--- Start ---

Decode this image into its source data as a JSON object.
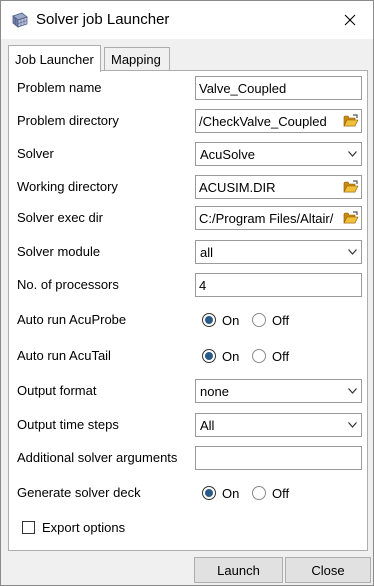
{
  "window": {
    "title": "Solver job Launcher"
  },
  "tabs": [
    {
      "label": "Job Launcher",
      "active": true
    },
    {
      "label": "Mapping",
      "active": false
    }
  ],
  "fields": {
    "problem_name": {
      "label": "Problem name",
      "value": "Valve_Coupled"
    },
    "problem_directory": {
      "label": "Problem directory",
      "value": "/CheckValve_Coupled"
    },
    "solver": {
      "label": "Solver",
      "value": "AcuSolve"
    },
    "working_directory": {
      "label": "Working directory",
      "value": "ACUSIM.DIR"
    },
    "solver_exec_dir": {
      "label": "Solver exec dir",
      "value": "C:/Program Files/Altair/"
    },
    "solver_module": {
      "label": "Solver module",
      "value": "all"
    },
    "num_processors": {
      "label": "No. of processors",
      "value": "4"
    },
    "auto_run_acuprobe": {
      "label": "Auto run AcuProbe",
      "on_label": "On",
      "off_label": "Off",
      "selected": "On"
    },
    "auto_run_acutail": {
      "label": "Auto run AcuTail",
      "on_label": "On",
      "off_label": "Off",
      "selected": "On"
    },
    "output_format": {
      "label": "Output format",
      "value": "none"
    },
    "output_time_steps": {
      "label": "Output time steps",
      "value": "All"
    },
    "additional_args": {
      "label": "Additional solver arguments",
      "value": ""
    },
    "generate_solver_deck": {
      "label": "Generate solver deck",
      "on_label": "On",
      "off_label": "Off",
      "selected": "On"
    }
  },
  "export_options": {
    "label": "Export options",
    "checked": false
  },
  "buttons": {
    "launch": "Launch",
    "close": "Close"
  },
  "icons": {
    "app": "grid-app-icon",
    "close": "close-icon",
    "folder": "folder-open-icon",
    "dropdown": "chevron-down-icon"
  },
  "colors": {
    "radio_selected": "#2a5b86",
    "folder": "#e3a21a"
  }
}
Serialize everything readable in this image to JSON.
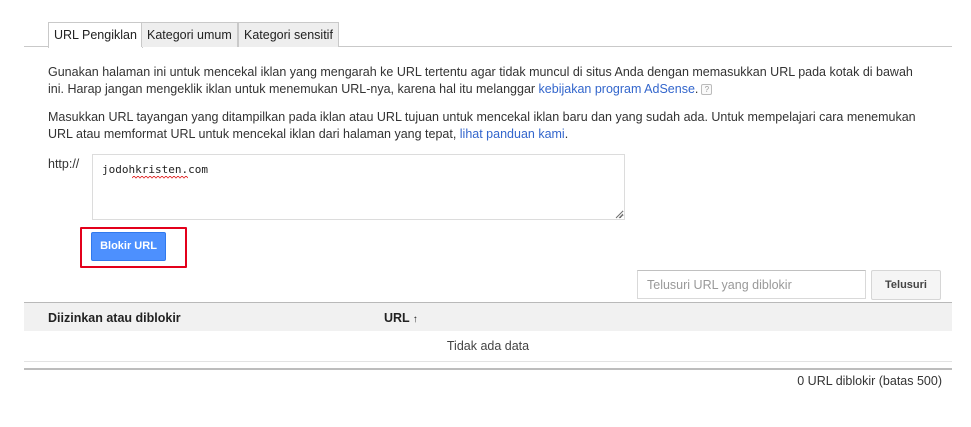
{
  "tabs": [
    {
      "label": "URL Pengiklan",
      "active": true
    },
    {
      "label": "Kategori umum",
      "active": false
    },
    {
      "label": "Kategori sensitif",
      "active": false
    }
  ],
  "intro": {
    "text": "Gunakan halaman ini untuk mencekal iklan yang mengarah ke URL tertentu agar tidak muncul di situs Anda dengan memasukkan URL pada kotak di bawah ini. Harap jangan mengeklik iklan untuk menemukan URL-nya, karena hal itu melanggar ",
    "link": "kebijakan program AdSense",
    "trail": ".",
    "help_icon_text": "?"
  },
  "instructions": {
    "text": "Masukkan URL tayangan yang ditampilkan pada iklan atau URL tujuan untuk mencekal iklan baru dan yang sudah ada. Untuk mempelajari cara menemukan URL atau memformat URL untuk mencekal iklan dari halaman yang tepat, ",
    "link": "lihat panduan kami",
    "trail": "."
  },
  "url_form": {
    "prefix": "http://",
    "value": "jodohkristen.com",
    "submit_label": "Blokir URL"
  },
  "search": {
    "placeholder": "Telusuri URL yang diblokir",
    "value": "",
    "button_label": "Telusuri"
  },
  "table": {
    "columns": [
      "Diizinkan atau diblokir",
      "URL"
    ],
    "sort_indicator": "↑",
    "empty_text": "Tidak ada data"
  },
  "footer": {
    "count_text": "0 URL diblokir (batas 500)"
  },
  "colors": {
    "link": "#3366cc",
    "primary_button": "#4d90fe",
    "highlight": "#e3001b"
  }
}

--- End ---

* _AIM_
Identify the lines above with the word "data". Copy them.

* _ANSWER_
Decode this image into its source data as a JSON object.
    "empty_text": "Tidak ada data"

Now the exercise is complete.